● **What is needed**
Copy the data from the line that contains "Read this page and output its text content." to its last line, exactly, including both of those lines and leaving out everything before.

● **Records provided**
_____
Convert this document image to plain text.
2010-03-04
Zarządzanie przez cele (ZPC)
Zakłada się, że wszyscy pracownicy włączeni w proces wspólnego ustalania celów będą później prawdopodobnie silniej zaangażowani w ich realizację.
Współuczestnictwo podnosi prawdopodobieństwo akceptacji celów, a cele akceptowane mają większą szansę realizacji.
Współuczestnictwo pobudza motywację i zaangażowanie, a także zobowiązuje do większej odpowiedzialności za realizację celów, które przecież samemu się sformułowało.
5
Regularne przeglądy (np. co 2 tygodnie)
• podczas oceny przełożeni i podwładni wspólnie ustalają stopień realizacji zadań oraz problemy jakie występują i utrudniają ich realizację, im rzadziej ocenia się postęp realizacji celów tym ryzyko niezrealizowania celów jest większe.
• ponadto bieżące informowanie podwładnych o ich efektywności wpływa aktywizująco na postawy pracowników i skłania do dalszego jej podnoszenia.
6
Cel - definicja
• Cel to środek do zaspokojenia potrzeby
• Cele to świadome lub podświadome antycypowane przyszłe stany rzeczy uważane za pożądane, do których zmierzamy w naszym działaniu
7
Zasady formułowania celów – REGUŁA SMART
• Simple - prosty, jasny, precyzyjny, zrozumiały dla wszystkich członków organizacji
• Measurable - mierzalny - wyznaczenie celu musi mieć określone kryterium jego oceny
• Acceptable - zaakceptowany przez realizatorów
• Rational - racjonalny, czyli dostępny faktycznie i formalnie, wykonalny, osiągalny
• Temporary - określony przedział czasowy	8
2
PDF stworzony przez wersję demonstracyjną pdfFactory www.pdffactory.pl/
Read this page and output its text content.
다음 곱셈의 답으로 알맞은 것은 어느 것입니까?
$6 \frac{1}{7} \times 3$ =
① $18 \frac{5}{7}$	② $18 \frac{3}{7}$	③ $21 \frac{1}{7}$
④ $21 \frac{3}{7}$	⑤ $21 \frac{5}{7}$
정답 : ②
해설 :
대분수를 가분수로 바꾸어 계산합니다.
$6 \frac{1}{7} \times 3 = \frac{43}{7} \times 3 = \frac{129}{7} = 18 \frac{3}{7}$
_____
● **Reply**
Read this page and output its text content.
다음 곱셈의 답으로 알맞은 것은 어느 것입니까?
$6 \frac{1}{7} \times 3$ =
① $18 \frac{5}{7}$	② $18 \frac{3}{7}$	③ $21 \frac{1}{7}$
④ $21 \frac{3}{7}$	⑤ $21 \frac{5}{7}$
정답 : ②
해설 :
대분수를 가분수로 바꾸어 계산합니다.
$6 \frac{1}{7} \times 3 = \frac{43}{7} \times 3 = \frac{129}{7} = 18 \frac{3}{7}$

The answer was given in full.